### Exercise:
Examine the entries and show every line in which the word "期间的发展空间如何" is found.

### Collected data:
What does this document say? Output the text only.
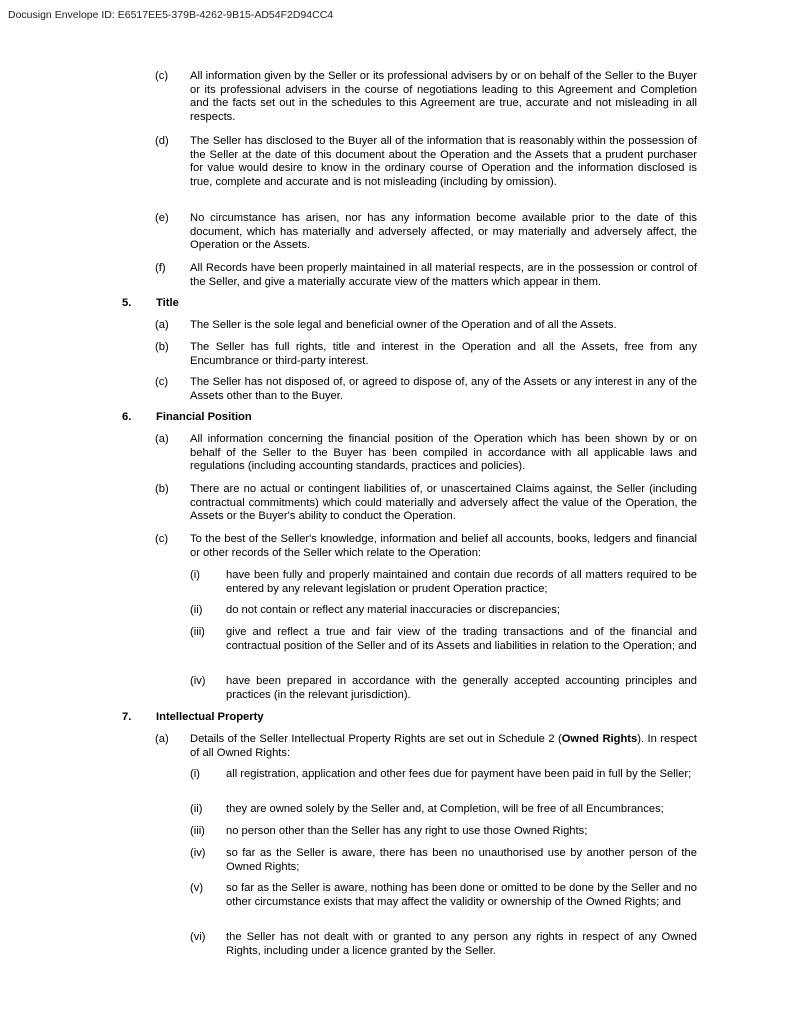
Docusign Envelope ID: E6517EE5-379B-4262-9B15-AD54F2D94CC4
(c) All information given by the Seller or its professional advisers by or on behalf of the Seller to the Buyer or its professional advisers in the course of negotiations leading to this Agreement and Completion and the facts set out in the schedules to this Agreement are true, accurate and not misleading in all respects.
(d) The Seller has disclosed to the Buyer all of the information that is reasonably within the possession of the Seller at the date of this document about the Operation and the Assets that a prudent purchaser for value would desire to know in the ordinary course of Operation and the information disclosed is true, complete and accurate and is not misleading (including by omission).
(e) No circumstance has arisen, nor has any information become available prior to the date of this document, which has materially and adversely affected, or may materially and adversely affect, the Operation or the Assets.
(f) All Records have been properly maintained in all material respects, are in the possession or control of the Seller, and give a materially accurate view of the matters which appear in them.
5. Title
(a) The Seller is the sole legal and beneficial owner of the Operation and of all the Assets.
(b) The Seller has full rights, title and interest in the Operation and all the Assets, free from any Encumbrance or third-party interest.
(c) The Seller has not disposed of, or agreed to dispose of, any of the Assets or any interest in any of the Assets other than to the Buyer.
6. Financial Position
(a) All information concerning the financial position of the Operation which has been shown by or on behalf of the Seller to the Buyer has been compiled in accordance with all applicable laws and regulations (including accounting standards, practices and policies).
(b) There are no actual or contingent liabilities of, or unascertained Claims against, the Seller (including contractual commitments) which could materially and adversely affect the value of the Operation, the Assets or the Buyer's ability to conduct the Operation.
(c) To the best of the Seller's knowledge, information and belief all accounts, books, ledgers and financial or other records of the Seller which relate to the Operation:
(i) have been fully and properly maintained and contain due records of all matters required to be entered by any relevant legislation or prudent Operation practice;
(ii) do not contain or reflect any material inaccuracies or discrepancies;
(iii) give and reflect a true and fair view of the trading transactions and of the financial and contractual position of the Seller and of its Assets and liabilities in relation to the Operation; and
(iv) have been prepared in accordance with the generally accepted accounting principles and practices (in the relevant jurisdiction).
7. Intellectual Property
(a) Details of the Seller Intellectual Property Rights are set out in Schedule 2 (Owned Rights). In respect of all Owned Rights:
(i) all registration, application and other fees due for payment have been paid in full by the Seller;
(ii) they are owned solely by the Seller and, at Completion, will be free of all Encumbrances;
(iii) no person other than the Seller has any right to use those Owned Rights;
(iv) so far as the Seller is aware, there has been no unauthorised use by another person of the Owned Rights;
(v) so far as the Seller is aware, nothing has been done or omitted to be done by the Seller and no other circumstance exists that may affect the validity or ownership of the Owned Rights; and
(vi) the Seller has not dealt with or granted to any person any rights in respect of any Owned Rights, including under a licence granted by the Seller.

* * *

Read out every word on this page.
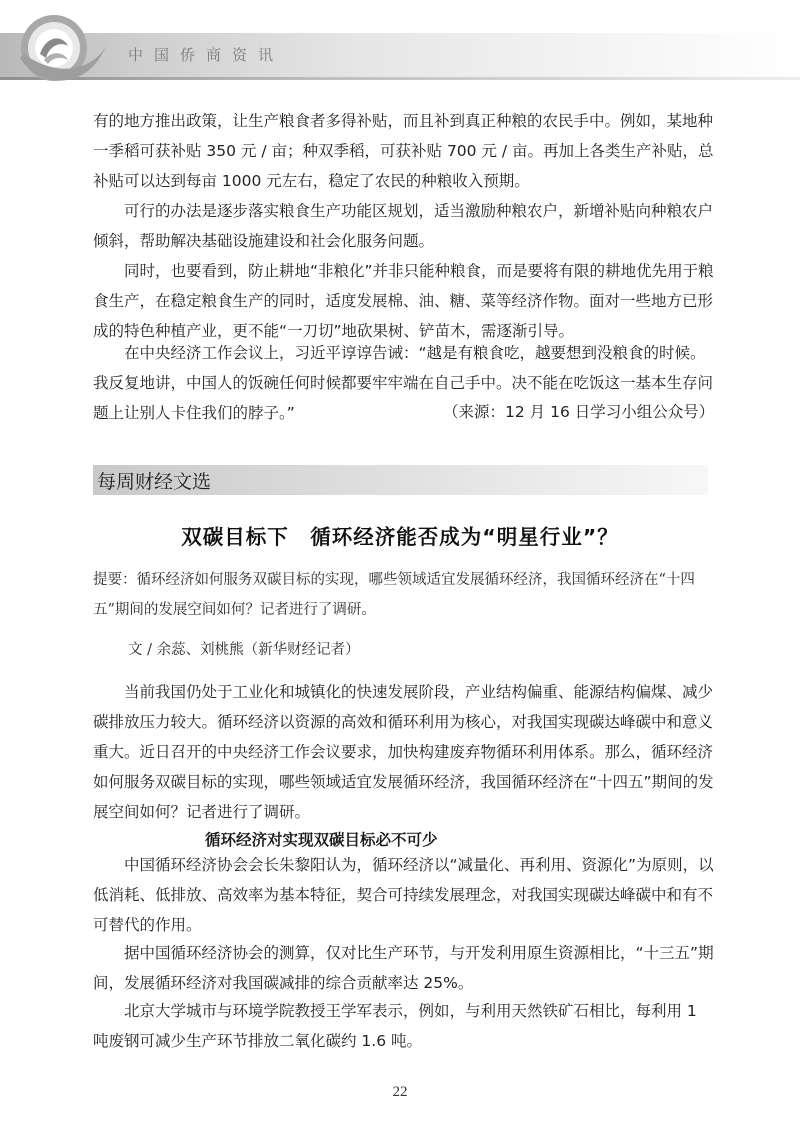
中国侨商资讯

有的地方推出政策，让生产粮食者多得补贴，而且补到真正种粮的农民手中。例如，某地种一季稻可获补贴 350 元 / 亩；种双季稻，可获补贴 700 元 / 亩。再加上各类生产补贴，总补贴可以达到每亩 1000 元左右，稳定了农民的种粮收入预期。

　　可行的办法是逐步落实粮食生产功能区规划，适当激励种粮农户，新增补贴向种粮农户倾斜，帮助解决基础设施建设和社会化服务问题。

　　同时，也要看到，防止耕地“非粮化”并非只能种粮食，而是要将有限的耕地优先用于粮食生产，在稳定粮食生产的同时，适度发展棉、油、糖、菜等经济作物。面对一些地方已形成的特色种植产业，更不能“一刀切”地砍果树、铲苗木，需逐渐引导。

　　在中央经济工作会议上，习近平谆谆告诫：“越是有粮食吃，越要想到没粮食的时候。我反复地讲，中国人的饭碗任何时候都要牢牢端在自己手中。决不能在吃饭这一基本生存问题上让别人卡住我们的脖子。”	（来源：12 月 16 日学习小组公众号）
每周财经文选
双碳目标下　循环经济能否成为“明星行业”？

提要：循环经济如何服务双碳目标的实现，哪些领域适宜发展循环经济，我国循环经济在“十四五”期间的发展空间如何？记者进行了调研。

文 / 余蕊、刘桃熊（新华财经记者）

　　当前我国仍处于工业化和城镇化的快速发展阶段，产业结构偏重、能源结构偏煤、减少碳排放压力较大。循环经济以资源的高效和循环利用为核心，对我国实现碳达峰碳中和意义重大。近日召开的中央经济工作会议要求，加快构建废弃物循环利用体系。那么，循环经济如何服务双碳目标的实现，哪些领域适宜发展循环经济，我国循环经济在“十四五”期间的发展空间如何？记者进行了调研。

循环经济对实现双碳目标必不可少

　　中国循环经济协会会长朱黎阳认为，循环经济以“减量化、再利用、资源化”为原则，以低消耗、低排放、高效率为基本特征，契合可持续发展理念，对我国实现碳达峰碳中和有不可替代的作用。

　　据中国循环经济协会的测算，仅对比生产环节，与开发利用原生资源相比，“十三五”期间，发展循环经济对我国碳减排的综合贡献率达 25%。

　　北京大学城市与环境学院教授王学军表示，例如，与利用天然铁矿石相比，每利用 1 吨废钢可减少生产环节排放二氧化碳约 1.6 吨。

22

---

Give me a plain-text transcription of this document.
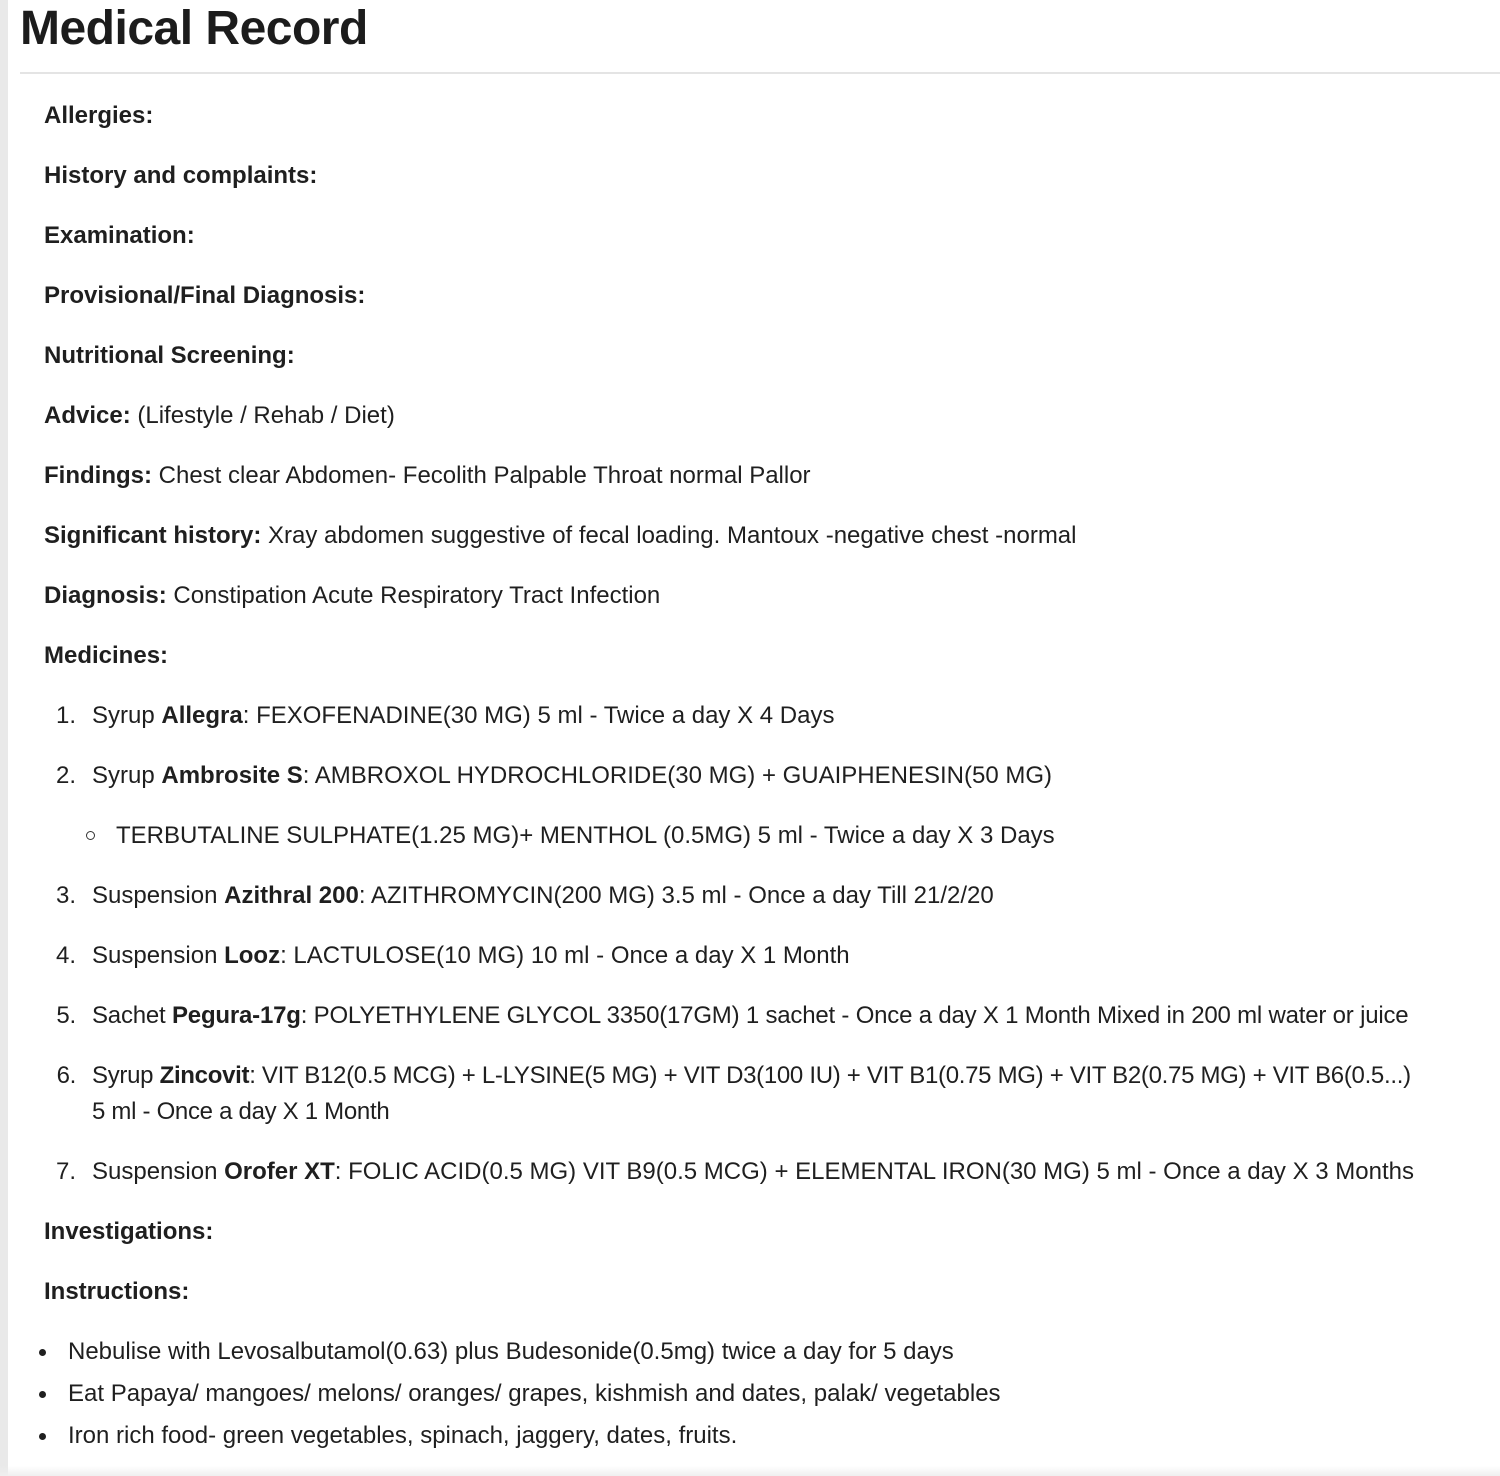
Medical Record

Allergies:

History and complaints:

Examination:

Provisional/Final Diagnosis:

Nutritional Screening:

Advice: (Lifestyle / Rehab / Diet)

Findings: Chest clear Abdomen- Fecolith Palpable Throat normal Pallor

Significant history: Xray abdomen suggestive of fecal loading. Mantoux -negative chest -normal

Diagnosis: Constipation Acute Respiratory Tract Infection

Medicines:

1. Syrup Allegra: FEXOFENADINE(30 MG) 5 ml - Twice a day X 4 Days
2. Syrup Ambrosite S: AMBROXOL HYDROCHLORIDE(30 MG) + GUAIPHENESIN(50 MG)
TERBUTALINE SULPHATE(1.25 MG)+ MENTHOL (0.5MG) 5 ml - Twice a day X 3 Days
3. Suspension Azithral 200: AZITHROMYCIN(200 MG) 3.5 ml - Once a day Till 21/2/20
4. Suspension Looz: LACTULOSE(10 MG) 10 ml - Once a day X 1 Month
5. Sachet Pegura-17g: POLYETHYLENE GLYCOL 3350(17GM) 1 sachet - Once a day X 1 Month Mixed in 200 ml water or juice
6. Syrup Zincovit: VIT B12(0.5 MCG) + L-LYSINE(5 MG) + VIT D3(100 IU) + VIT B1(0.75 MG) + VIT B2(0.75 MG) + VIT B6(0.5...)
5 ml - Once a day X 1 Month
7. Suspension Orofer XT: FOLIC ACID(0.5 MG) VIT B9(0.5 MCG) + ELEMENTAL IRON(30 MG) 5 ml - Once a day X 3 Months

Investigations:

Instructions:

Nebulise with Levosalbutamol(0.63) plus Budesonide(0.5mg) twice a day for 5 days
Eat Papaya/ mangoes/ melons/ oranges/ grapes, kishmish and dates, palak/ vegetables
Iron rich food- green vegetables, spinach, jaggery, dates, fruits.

### Solution for this problem:
提要：循环经济如何服务双碳目标的实现，哪些领域适宜发展循环经济，我国循环经济在“十四五”期间的发展空间如何？记者进行了调研。
　　当前我国仍处于工业化和城镇化的快速发展阶段，产业结构偏重、能源结构偏煤、减少碳排放压力较大。循环经济以资源的高效和循环利用为核心，对我国实现碳达峰碳中和意义重大。近日召开的中央经济工作会议要求，加快构建废弃物循环利用体系。那么，循环经济如何服务双碳目标的实现，哪些领域适宜发展循环经济，我国循环经济在“十四五”期间的发展空间如何？记者进行了调研。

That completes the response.